SET TASK: Transcribe the records that follow in their entirety, omitting any pictures.

=== GIVEN DATA ===

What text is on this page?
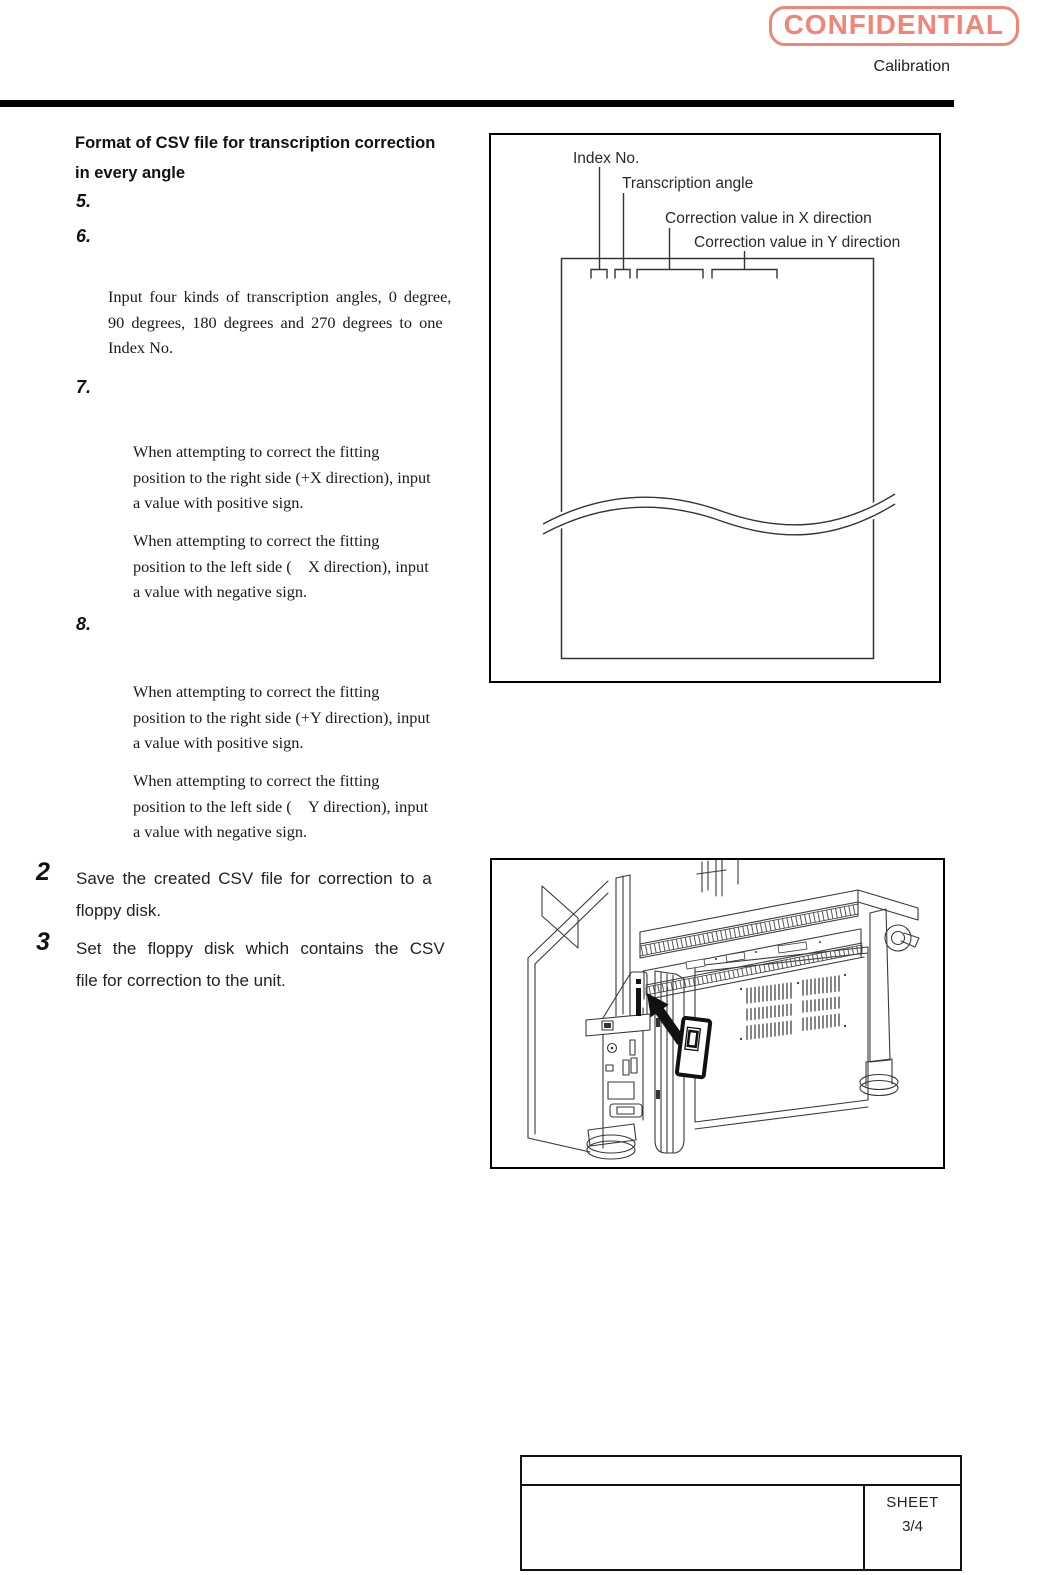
CONFIDENTIAL
Calibration
Format of CSV file for transcription correction
in every angle
5.
6.
Input four kinds of transcription angles, 0 degree,
90 degrees, 180 degrees and 270 degrees to one
Index No.
7.
When attempting to correct the fitting
position to the right side (+X direction), input
a value with positive sign.
When attempting to correct the fitting
position to the left side ( X direction), input
a value with negative sign.
8.
When attempting to correct the fitting
position to the right side (+Y direction), input
a value with positive sign.
When attempting to correct the fitting
position to the left side ( Y direction), input
a value with negative sign.
2 Save the created CSV file for correction to a
floppy disk.
3 Set the floppy disk which contains the CSV
file for correction to the unit.
Index No.
Transcription angle
Correction value in X direction
Correction value in Y direction
SHEET
3/4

===

ANSWER FOR THE TASK:
What text is on this page?
CONFIDENTIAL
Calibration
Format of CSV file for transcription correction
in every angle
5.
6.
Input four kinds of transcription angles, 0 degree,
90 degrees, 180 degrees and 270 degrees to one
Index No.
7.
When attempting to correct the fitting
position to the right side (+X direction), input
a value with positive sign.
When attempting to correct the fitting
position to the left side ( X direction), input
a value with negative sign.
8.
When attempting to correct the fitting
position to the right side (+Y direction), input
a value with positive sign.
When attempting to correct the fitting
position to the left side ( Y direction), input
a value with negative sign.
2 Save the created CSV file for correction to a
floppy disk.
3 Set the floppy disk which contains the CSV
file for correction to the unit.
Index No.
Transcription angle
Correction value in X direction
Correction value in Y direction
SHEET
3/4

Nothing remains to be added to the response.